(Stored items)
___

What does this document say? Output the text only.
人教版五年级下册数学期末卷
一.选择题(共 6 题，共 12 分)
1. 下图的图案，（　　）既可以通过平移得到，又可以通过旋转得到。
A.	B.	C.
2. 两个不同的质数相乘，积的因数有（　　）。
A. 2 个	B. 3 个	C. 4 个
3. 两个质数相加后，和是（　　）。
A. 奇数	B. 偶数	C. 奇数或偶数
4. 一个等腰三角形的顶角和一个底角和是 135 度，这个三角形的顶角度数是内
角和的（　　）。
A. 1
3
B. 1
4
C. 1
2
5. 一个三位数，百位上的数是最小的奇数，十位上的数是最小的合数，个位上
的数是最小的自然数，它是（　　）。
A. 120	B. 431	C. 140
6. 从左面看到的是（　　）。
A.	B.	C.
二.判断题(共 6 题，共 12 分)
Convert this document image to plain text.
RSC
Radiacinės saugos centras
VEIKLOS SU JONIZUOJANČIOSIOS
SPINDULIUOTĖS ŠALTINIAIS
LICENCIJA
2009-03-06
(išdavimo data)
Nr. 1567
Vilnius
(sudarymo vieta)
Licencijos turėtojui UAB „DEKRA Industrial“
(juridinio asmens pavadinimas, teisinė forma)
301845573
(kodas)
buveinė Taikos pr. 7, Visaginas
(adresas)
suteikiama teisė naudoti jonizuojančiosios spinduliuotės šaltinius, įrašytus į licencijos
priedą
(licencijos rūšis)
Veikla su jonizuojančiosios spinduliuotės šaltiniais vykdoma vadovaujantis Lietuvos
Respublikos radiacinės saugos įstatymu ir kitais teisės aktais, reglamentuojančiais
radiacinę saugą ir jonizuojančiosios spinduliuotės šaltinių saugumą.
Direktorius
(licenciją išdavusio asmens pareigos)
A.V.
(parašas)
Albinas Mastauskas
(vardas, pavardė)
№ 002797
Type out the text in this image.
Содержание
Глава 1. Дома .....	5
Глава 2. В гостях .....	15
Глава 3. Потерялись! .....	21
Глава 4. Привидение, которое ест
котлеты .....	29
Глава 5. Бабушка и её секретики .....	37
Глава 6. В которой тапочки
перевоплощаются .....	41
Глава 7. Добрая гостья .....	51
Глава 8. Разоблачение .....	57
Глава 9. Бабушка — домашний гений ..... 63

___

▶ WHAT YOU ARE ASKED TO DO: Search the entries for the word "image" and copy every line that has it.

▶ THE ANSWER:
Convert this document image to plain text.
Type out the text in this image.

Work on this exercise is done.